**EXERCISE PROMPT**:
Find the string "Унгарија" in the data, then copy every line where it is found.

**PROVIDED INFORMATION**:
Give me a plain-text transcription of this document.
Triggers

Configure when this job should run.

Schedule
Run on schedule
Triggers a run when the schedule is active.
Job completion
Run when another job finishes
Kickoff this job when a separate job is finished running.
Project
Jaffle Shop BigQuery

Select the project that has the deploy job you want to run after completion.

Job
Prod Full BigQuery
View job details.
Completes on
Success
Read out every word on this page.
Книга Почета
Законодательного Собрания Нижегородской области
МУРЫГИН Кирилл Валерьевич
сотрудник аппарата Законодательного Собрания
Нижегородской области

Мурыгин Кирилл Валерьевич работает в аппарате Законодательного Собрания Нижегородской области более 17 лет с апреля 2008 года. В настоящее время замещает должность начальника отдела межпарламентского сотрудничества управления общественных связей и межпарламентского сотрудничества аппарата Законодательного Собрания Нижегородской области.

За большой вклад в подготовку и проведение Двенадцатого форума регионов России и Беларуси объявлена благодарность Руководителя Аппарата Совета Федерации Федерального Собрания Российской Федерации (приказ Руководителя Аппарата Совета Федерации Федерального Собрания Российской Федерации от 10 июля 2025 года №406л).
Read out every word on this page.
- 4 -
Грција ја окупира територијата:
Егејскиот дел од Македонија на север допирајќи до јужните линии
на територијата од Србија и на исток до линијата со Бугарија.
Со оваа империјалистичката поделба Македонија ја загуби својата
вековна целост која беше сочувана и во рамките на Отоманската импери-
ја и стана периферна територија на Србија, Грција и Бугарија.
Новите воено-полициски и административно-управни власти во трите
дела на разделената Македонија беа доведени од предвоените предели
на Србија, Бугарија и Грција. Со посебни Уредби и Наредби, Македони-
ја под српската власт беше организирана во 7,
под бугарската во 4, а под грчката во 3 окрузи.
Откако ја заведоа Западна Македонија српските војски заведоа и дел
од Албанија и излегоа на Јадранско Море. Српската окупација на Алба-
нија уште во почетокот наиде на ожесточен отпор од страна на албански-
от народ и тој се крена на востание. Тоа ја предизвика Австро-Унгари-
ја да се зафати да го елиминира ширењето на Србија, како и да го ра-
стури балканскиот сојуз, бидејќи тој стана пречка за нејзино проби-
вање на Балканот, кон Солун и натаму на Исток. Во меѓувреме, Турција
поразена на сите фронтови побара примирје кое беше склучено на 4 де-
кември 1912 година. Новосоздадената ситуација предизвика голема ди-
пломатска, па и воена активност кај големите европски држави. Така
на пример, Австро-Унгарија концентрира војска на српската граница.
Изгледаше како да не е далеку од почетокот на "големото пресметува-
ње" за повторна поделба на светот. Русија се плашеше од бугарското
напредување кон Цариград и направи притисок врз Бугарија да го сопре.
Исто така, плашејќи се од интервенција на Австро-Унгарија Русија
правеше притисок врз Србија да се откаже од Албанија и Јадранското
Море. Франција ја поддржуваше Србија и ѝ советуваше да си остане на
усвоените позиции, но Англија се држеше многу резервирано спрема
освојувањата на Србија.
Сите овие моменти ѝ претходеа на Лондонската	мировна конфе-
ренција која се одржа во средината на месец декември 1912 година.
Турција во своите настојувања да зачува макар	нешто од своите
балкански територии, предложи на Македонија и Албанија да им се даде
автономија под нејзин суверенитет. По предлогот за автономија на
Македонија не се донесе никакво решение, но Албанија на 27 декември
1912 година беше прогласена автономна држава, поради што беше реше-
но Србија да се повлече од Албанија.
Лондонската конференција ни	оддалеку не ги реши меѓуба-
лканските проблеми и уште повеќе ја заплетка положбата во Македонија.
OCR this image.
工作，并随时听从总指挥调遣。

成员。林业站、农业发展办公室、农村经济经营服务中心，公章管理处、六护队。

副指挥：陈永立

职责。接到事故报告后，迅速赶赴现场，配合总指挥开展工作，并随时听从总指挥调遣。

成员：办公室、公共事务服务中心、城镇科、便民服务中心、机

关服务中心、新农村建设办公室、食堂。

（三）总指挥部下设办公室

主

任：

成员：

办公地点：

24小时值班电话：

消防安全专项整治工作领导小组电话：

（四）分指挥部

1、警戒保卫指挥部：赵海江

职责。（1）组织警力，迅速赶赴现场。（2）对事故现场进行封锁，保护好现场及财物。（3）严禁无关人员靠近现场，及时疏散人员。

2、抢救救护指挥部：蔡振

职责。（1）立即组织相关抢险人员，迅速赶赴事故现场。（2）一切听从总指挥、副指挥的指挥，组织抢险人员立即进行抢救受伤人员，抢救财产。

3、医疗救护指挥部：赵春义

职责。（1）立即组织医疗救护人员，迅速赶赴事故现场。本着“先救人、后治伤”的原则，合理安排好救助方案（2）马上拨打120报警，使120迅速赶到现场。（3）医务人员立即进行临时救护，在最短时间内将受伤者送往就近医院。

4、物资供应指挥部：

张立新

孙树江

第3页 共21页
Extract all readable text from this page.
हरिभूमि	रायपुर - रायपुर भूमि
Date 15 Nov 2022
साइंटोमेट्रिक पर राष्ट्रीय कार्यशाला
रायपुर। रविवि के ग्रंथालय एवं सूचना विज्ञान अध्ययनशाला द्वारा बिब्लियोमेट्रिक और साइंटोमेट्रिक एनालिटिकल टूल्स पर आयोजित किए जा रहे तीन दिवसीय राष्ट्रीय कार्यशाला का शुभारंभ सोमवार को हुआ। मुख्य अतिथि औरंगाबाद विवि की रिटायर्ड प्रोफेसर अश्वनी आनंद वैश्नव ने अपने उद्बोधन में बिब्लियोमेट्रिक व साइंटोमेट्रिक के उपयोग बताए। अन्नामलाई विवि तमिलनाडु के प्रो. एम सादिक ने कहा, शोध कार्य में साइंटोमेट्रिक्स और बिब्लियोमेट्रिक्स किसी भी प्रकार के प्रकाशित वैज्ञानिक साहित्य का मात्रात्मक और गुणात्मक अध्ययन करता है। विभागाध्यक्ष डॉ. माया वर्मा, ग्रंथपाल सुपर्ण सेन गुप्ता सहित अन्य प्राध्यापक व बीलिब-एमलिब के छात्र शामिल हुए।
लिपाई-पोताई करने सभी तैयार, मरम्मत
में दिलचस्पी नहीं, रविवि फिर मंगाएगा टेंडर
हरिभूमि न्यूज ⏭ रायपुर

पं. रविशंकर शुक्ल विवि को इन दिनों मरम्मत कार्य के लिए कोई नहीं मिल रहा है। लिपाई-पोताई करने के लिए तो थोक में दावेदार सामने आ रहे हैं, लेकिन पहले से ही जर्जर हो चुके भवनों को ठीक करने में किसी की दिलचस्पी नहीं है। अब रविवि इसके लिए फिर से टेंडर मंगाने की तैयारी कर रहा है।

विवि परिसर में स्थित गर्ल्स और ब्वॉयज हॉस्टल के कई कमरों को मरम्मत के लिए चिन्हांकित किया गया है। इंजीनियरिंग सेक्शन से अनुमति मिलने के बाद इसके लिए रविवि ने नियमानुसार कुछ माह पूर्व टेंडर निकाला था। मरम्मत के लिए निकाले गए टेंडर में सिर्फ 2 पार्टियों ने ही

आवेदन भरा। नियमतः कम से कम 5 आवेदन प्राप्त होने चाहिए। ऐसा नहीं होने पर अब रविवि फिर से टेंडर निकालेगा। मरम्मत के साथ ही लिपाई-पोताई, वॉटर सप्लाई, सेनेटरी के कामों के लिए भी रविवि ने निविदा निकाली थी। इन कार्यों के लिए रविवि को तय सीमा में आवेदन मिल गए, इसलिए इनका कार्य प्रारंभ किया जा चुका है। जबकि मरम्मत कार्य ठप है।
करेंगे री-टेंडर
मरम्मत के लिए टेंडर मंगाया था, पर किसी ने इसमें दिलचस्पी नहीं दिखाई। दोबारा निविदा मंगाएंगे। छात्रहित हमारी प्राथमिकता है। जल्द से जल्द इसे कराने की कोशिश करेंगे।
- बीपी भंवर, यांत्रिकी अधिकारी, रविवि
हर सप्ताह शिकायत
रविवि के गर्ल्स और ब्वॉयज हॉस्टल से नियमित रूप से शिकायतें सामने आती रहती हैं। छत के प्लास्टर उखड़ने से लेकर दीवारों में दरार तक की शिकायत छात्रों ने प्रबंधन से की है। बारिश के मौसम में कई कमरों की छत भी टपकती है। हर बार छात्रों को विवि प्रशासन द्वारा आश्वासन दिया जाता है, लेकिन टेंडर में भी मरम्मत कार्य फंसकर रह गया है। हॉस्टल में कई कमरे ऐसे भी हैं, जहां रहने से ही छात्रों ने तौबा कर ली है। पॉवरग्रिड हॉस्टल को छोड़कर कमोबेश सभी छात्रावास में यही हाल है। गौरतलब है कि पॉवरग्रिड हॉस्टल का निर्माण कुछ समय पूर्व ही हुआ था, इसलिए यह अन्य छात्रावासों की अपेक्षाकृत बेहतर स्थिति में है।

**THE ANSWER**:
на пример, Австро-Унгарија концентрира војска на српската граница.
Исто така, плашејќи се од интервенција на Австро-Унгарија Русија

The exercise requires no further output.